- Brief:
Exactly reproduce the entries, dropping any pictures from your copy.

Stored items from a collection

--------------------------------

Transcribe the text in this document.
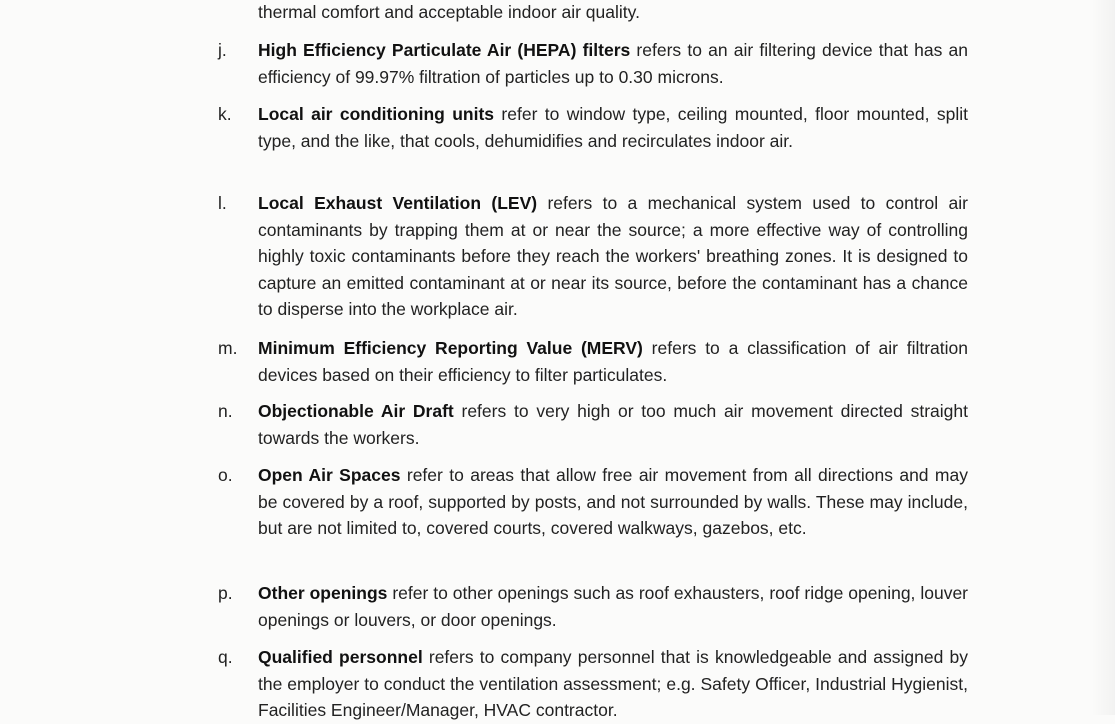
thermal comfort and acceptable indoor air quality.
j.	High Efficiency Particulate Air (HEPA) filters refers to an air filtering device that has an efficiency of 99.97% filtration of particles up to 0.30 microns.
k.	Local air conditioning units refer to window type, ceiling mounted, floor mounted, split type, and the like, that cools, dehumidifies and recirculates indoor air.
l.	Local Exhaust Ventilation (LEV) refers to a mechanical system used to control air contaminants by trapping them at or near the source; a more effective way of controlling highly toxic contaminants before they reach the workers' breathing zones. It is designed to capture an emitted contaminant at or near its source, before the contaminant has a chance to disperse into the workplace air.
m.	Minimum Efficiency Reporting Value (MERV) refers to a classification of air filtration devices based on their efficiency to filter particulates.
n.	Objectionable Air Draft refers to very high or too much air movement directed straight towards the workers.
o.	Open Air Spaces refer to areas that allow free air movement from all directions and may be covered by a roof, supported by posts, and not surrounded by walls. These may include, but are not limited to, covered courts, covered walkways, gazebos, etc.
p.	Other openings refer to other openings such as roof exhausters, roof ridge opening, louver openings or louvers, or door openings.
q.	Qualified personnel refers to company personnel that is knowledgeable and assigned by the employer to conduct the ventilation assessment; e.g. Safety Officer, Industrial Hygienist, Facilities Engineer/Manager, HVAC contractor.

--------------------------------

- Completed exercise:
Transcribe the text in this document.
thermal comfort and acceptable indoor air quality.
j.	High Efficiency Particulate Air (HEPA) filters refers to an air filtering device that has an efficiency of 99.97% filtration of particles up to 0.30 microns.
k.	Local air conditioning units refer to window type, ceiling mounted, floor mounted, split type, and the like, that cools, dehumidifies and recirculates indoor air.
l.	Local Exhaust Ventilation (LEV) refers to a mechanical system used to control air contaminants by trapping them at or near the source; a more effective way of controlling highly toxic contaminants before they reach the workers' breathing zones. It is designed to capture an emitted contaminant at or near its source, before the contaminant has a chance to disperse into the workplace air.
m.	Minimum Efficiency Reporting Value (MERV) refers to a classification of air filtration devices based on their efficiency to filter particulates.
n.	Objectionable Air Draft refers to very high or too much air movement directed straight towards the workers.
o.	Open Air Spaces refer to areas that allow free air movement from all directions and may be covered by a roof, supported by posts, and not surrounded by walls. These may include, but are not limited to, covered courts, covered walkways, gazebos, etc.
p.	Other openings refer to other openings such as roof exhausters, roof ridge opening, louver openings or louvers, or door openings.
q.	Qualified personnel refers to company personnel that is knowledgeable and assigned by the employer to conduct the ventilation assessment; e.g. Safety Officer, Industrial Hygienist, Facilities Engineer/Manager, HVAC contractor.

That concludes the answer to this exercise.